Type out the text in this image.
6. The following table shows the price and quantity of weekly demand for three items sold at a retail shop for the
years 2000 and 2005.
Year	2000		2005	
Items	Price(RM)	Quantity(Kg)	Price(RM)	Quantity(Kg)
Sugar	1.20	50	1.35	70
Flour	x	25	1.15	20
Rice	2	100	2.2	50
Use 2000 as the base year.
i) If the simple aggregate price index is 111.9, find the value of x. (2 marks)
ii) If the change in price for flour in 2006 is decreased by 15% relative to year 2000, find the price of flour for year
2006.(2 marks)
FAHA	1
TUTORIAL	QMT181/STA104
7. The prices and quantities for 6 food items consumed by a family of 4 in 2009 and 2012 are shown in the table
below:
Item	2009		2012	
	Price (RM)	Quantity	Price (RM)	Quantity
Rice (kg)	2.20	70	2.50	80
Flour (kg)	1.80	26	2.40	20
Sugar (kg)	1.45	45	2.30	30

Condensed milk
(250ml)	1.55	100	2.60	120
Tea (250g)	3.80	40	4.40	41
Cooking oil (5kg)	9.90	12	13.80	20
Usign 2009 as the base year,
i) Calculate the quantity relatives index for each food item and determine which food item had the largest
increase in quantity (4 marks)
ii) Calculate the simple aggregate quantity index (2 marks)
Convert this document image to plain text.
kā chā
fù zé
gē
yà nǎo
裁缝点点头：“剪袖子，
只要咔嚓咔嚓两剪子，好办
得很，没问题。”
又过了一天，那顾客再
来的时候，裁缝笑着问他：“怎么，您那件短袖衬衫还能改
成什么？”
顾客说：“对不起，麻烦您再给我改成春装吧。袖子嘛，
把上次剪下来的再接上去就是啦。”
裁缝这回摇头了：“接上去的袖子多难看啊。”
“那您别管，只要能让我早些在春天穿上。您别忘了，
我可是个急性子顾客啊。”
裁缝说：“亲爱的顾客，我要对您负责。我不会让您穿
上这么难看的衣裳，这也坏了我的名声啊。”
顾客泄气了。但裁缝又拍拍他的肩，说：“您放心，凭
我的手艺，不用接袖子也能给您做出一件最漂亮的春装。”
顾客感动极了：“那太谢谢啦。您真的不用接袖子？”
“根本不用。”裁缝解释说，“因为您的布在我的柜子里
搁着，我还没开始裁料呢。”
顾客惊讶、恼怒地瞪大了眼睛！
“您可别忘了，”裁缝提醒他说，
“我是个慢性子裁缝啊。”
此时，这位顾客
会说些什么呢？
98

------

### [Given request]
Write every record out again, unaltered.

### [Reply to the exercise]
Type out the text in this image.
6. The following table shows the price and quantity of weekly demand for three items sold at a retail shop for the
years 2000 and 2005.
Year	2000		2005	
Items	Price(RM)	Quantity(Kg)	Price(RM)	Quantity(Kg)
Sugar	1.20	50	1.35	70
Flour	x	25	1.15	20
Rice	2	100	2.2	50
Use 2000 as the base year.
i) If the simple aggregate price index is 111.9, find the value of x. (2 marks)
ii) If the change in price for flour in 2006 is decreased by 15% relative to year 2000, find the price of flour for year
2006.(2 marks)
FAHA	1
TUTORIAL	QMT181/STA104
7. The prices and quantities for 6 food items consumed by a family of 4 in 2009 and 2012 are shown in the table
below:
Item	2009		2012	
	Price (RM)	Quantity	Price (RM)	Quantity
Rice (kg)	2.20	70	2.50	80
Flour (kg)	1.80	26	2.40	20
Sugar (kg)	1.45	45	2.30	30

Condensed milk
(250ml)	1.55	100	2.60	120
Tea (250g)	3.80	40	4.40	41
Cooking oil (5kg)	9.90	12	13.80	20
Usign 2009 as the base year,
i) Calculate the quantity relatives index for each food item and determine which food item had the largest
increase in quantity (4 marks)
ii) Calculate the simple aggregate quantity index (2 marks)
Convert this document image to plain text.
kā chā
fù zé
gē
yà nǎo
裁缝点点头：“剪袖子，
只要咔嚓咔嚓两剪子，好办
得很，没问题。”
又过了一天，那顾客再
来的时候，裁缝笑着问他：“怎么，您那件短袖衬衫还能改
成什么？”
顾客说：“对不起，麻烦您再给我改成春装吧。袖子嘛，
把上次剪下来的再接上去就是啦。”
裁缝这回摇头了：“接上去的袖子多难看啊。”
“那您别管，只要能让我早些在春天穿上。您别忘了，
我可是个急性子顾客啊。”
裁缝说：“亲爱的顾客，我要对您负责。我不会让您穿
上这么难看的衣裳，这也坏了我的名声啊。”
顾客泄气了。但裁缝又拍拍他的肩，说：“您放心，凭
我的手艺，不用接袖子也能给您做出一件最漂亮的春装。”
顾客感动极了：“那太谢谢啦。您真的不用接袖子？”
“根本不用。”裁缝解释说，“因为您的布在我的柜子里
搁着，我还没开始裁料呢。”
顾客惊讶、恼怒地瞪大了眼睛！
“您可别忘了，”裁缝提醒他说，
“我是个慢性子裁缝啊。”
此时，这位顾客
会说些什么呢？
98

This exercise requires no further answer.